### [Excerpted data]

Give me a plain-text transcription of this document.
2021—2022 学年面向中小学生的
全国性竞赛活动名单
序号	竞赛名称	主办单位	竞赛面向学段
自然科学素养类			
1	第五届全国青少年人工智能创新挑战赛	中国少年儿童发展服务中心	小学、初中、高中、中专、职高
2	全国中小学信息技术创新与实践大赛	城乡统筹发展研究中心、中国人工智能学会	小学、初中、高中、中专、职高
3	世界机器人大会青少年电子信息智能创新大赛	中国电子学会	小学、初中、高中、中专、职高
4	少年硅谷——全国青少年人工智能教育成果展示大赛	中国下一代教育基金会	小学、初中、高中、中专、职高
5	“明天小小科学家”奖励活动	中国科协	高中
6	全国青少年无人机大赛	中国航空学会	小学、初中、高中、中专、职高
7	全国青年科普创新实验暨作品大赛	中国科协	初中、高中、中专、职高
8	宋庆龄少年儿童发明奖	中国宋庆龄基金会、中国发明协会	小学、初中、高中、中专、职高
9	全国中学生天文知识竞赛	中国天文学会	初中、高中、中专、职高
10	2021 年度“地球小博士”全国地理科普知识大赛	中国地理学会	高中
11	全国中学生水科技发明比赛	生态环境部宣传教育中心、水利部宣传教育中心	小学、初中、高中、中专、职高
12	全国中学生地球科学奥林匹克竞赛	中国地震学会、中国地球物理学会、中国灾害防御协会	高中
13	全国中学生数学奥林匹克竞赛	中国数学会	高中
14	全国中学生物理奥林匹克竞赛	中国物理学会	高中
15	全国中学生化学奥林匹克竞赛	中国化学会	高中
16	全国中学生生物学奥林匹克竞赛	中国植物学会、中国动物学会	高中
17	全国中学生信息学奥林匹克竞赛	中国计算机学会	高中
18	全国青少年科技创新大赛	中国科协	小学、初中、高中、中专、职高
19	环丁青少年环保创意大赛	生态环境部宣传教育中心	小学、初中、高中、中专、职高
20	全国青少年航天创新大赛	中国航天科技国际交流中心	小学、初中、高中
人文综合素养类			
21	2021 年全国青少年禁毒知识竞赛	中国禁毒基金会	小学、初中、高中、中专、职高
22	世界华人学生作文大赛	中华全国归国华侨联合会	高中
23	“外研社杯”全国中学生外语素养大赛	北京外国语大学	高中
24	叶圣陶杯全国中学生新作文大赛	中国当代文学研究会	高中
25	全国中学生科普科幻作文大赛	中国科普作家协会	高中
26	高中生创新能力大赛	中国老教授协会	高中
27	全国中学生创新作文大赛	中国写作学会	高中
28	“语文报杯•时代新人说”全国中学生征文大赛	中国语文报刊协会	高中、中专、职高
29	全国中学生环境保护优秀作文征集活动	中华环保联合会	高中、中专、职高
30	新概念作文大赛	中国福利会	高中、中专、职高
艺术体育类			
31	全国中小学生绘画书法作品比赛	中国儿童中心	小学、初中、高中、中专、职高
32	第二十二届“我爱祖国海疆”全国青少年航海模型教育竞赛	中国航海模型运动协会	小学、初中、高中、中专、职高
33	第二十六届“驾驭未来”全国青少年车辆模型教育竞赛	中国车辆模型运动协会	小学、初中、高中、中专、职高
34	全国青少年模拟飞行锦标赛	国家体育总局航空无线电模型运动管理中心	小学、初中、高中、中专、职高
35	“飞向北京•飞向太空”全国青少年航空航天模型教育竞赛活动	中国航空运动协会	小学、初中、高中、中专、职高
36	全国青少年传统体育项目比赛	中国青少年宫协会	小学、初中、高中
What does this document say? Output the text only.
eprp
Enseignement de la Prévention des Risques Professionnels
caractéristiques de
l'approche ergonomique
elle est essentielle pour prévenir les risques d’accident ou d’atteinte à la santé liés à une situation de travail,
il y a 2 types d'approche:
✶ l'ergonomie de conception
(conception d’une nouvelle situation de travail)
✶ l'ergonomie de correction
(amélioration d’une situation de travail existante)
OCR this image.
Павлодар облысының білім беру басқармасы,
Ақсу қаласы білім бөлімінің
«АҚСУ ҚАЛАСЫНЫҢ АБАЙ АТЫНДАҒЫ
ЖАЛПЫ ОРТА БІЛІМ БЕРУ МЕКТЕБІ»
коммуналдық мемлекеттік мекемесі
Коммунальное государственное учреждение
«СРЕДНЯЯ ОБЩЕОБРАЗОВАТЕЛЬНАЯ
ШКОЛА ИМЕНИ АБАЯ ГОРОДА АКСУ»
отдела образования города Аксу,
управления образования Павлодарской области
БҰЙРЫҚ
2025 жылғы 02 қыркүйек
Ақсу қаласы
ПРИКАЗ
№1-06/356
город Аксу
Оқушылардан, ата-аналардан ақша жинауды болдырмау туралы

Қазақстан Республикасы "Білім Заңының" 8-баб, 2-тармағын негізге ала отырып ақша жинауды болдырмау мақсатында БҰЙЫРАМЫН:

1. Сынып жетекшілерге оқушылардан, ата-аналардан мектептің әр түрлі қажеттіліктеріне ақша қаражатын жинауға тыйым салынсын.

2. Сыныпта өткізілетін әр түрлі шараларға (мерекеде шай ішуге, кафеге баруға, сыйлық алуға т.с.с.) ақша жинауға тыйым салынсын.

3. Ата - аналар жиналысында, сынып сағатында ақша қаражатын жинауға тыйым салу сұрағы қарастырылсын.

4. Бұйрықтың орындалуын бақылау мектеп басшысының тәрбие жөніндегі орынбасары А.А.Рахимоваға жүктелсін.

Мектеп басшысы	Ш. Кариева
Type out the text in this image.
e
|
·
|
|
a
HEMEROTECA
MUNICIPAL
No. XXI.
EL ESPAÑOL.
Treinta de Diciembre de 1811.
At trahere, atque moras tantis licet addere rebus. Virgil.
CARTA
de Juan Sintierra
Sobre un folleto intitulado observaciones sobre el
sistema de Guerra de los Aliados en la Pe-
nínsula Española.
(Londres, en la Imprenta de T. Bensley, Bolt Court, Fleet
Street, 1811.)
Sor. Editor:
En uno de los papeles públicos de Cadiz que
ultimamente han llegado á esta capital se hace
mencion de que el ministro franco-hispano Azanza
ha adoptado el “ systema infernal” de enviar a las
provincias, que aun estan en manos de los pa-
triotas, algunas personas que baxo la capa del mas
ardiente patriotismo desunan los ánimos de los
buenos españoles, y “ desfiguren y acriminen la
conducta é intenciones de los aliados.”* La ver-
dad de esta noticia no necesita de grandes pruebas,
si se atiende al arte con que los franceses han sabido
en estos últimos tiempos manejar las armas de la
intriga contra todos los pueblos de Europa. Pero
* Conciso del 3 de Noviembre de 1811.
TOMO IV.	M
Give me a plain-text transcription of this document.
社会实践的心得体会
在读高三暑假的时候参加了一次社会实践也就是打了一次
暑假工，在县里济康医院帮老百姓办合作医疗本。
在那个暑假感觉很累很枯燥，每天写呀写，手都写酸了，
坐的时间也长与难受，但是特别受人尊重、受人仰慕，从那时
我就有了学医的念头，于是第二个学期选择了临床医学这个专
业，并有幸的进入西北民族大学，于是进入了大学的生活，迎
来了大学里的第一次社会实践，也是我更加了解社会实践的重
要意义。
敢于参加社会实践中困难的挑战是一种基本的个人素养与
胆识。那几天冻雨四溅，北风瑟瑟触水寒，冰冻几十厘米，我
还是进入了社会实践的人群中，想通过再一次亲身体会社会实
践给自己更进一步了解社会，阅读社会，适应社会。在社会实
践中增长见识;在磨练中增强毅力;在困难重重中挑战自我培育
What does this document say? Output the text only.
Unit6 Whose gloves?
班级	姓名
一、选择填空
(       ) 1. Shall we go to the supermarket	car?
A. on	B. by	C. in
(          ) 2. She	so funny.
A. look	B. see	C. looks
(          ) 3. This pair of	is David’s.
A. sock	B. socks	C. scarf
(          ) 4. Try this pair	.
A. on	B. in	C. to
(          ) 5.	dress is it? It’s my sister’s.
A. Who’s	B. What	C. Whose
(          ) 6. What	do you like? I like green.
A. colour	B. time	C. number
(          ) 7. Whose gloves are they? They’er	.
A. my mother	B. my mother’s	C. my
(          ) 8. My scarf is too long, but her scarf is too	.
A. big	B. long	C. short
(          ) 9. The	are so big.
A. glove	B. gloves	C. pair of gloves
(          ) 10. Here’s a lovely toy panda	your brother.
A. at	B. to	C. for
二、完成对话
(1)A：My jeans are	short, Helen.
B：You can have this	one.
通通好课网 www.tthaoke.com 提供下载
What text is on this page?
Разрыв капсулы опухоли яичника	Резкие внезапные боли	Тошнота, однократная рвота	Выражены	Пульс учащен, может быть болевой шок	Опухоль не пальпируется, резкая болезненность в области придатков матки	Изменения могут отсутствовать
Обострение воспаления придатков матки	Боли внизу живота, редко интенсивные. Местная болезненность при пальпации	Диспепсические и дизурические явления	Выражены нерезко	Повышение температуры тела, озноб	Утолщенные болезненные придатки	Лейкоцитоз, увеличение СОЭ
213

### [Given problem]
Pull out all lines of the data with the string "travail".

### [Full output]
elle est essentielle pour prévenir les risques d’accident ou d’atteinte à la santé liés à une situation de travail,
(conception d’une nouvelle situation de travail)
(amélioration d’une situation de travail existante)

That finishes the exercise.